EXERCISE OBJECTIVE: Which lines below hold the word "this"? Copy all of them.

=-=-=

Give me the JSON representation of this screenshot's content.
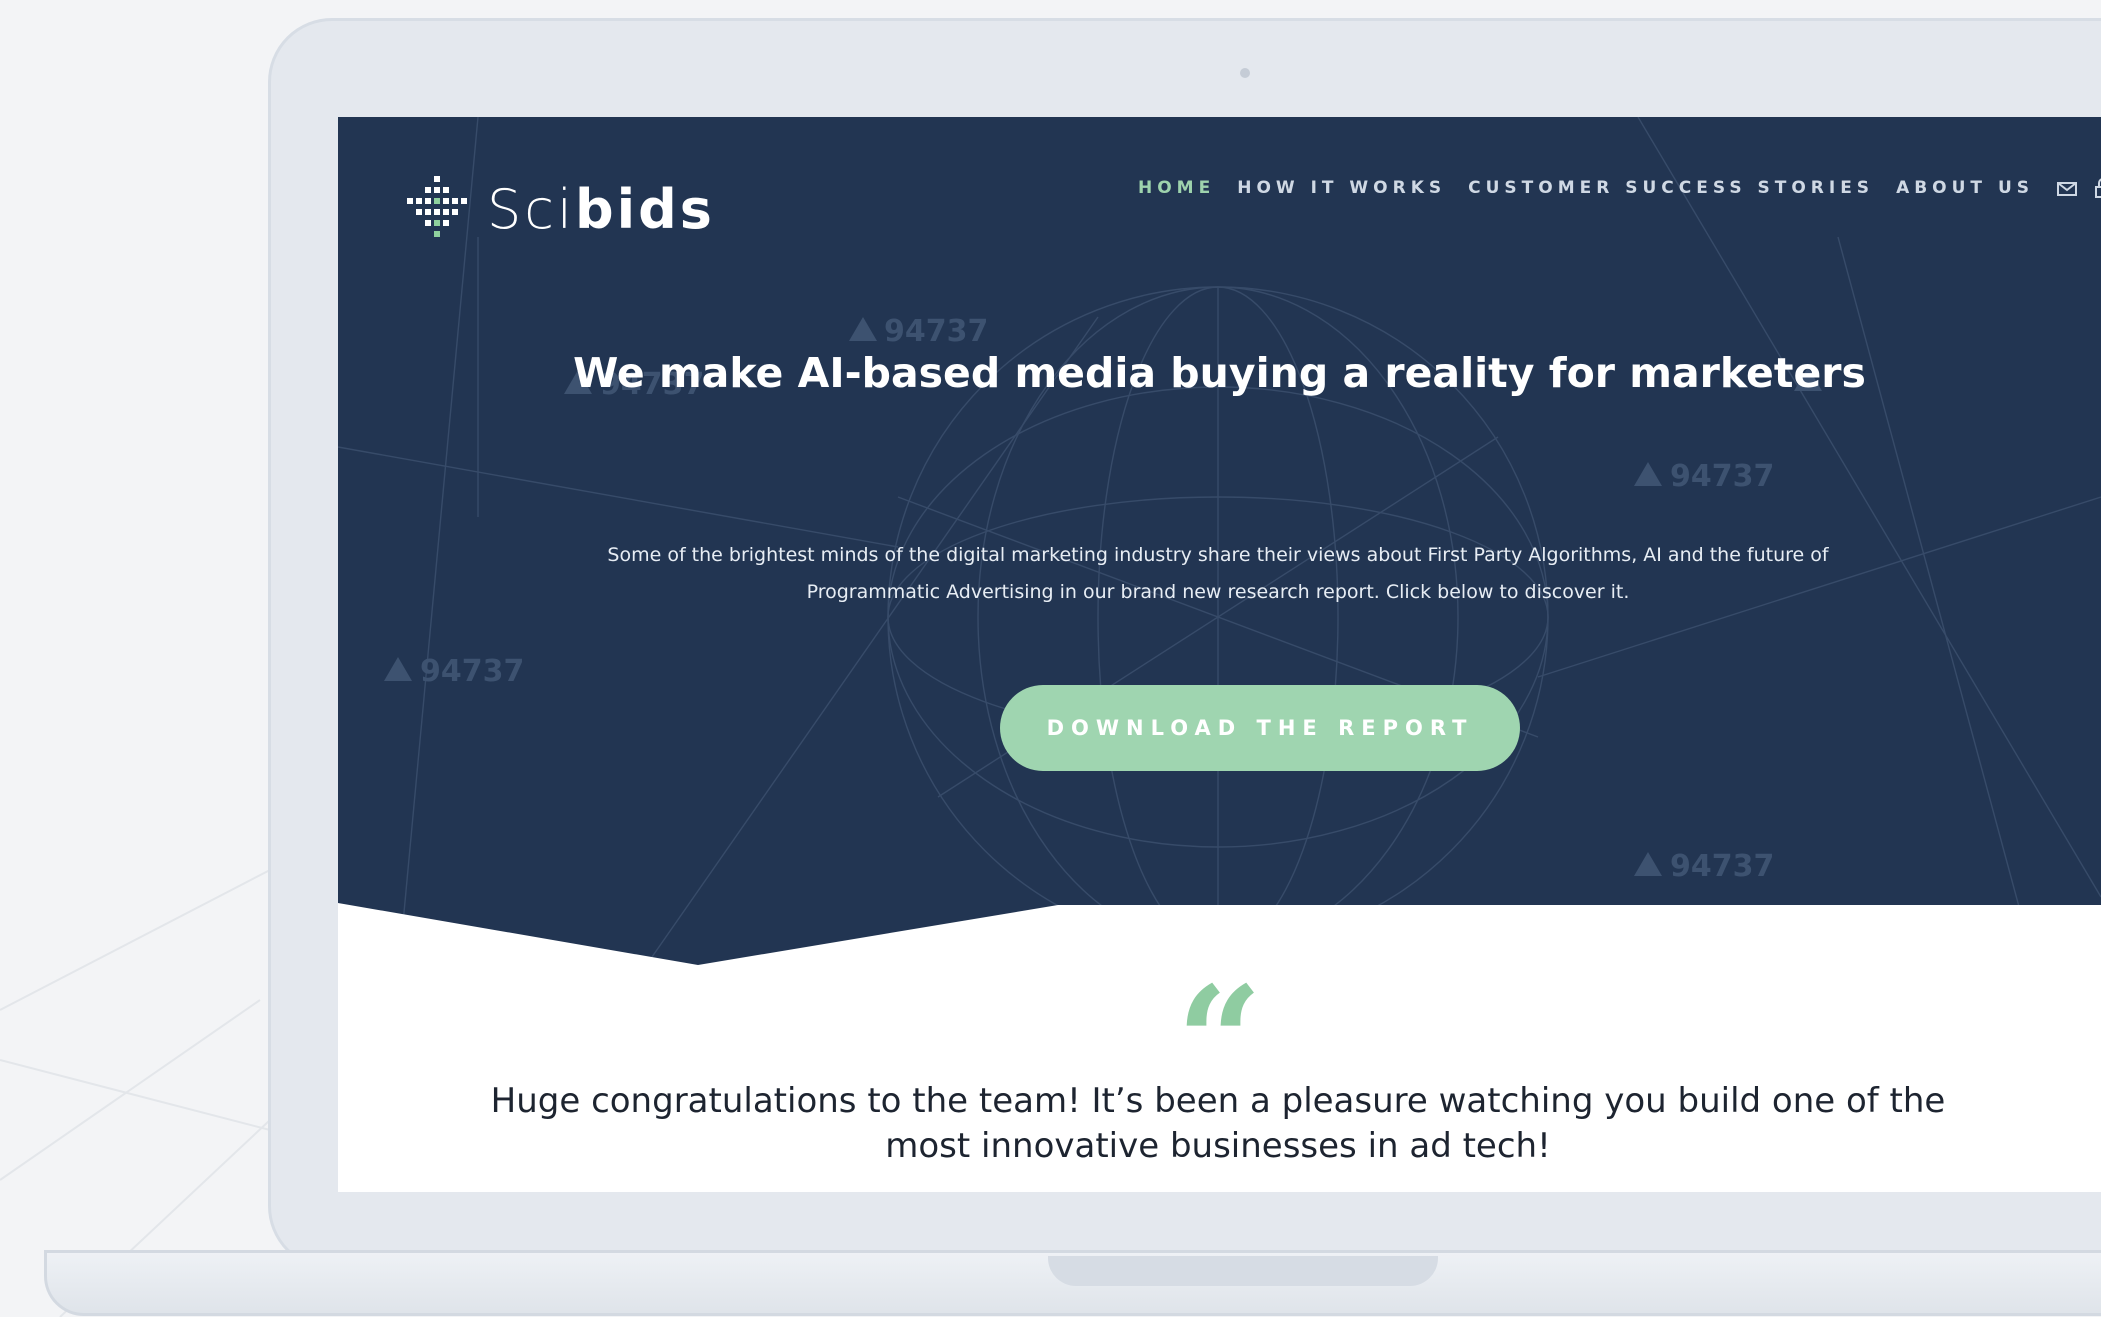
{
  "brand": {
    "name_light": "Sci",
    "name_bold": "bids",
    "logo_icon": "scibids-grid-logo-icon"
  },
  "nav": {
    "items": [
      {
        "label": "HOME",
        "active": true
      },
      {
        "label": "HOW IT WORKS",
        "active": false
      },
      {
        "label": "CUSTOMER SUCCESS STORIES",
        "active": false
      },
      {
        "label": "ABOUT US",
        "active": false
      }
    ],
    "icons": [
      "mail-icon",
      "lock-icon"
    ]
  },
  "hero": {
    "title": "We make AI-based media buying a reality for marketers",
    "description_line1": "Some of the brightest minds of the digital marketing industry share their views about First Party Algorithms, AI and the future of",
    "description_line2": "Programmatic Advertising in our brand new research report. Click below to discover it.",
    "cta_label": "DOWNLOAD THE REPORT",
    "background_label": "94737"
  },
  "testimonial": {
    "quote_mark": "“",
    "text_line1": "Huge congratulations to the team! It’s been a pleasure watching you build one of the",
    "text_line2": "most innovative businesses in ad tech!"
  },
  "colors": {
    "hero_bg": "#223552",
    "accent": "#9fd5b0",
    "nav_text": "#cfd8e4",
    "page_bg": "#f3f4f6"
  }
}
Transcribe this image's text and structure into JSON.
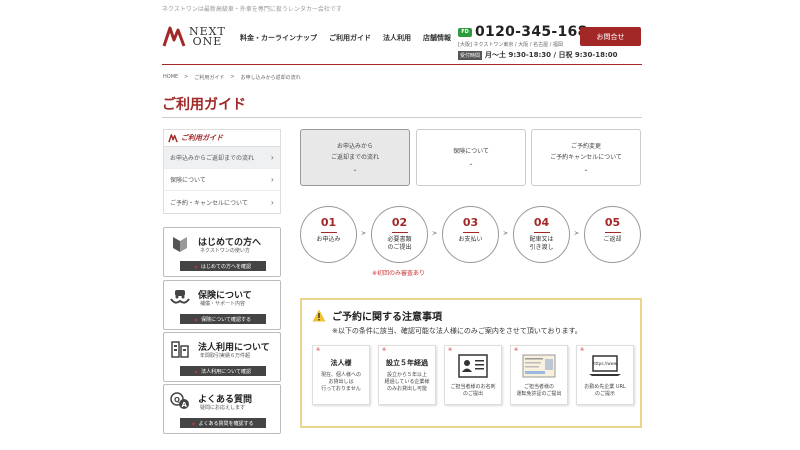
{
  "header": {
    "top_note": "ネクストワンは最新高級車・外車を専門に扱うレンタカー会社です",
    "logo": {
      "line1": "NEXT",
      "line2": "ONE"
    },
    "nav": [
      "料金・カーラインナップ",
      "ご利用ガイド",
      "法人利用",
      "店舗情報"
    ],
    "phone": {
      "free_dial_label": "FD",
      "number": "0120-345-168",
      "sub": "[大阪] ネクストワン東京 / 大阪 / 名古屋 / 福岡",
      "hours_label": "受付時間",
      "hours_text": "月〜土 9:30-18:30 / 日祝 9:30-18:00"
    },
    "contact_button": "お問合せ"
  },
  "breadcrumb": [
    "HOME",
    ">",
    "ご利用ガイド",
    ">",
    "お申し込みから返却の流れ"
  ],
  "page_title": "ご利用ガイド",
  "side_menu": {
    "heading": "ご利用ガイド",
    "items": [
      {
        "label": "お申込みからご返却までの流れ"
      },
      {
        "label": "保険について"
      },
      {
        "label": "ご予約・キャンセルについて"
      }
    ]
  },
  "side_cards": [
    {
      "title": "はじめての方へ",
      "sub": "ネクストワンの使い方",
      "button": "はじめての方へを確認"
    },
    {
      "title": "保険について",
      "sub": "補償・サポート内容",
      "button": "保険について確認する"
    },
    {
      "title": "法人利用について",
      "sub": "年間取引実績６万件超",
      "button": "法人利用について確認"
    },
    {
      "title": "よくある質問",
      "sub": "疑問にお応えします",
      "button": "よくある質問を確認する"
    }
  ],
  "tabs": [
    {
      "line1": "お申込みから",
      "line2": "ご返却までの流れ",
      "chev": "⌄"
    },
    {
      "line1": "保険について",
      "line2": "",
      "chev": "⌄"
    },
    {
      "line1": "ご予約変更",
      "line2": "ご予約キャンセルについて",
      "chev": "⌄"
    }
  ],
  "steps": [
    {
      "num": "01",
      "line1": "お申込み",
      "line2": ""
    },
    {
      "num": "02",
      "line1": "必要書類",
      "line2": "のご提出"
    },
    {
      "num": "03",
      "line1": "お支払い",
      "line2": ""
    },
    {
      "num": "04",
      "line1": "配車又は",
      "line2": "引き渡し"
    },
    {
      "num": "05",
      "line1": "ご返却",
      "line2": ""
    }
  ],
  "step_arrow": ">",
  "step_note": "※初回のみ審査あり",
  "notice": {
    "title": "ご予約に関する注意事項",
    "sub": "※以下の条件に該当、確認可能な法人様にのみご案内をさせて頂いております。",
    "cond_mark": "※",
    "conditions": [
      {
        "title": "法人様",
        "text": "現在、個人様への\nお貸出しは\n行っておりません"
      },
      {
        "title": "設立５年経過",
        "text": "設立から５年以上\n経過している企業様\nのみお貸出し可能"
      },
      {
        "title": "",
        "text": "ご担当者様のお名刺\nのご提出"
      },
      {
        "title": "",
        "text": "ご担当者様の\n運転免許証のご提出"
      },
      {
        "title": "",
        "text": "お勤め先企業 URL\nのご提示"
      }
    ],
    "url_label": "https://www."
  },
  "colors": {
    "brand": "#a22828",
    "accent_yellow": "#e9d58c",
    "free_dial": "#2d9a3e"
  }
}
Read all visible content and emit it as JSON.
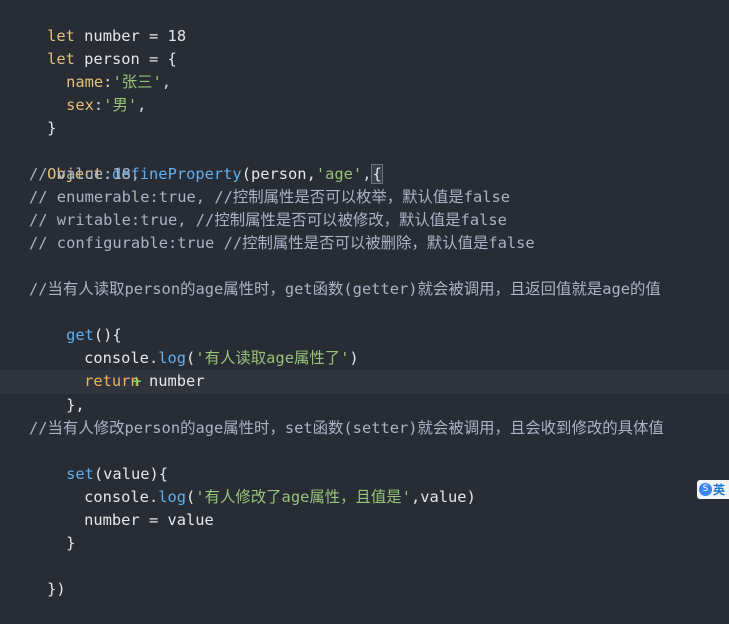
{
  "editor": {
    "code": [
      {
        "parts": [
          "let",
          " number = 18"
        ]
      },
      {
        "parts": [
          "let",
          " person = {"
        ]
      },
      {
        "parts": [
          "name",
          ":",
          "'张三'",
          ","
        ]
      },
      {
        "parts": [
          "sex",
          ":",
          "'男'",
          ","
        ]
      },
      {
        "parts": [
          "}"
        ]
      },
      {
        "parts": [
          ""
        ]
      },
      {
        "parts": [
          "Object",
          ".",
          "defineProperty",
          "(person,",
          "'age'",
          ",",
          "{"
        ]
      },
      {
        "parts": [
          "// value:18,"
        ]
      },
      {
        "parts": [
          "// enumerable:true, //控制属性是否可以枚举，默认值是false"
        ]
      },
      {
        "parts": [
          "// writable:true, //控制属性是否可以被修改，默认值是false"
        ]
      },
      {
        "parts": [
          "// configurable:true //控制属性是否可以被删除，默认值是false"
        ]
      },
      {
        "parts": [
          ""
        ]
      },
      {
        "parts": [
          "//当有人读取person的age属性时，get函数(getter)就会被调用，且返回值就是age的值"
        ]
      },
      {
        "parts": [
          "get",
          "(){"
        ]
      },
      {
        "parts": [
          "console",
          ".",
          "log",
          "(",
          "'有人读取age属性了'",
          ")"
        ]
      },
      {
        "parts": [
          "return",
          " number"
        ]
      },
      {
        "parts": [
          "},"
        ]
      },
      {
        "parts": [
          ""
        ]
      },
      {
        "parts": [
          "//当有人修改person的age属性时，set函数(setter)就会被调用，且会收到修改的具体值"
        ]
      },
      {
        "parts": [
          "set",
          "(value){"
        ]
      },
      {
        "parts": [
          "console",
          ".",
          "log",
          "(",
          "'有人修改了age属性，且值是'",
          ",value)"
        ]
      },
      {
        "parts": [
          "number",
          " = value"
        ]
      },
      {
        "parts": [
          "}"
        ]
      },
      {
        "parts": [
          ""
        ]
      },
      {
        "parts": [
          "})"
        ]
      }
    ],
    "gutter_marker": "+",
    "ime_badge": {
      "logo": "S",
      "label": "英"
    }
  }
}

=-=-=

EXERCISE SOLUTION:
Give me the JSON representation of this screenshot's content.
Transcribe this image's text and structure into JSON.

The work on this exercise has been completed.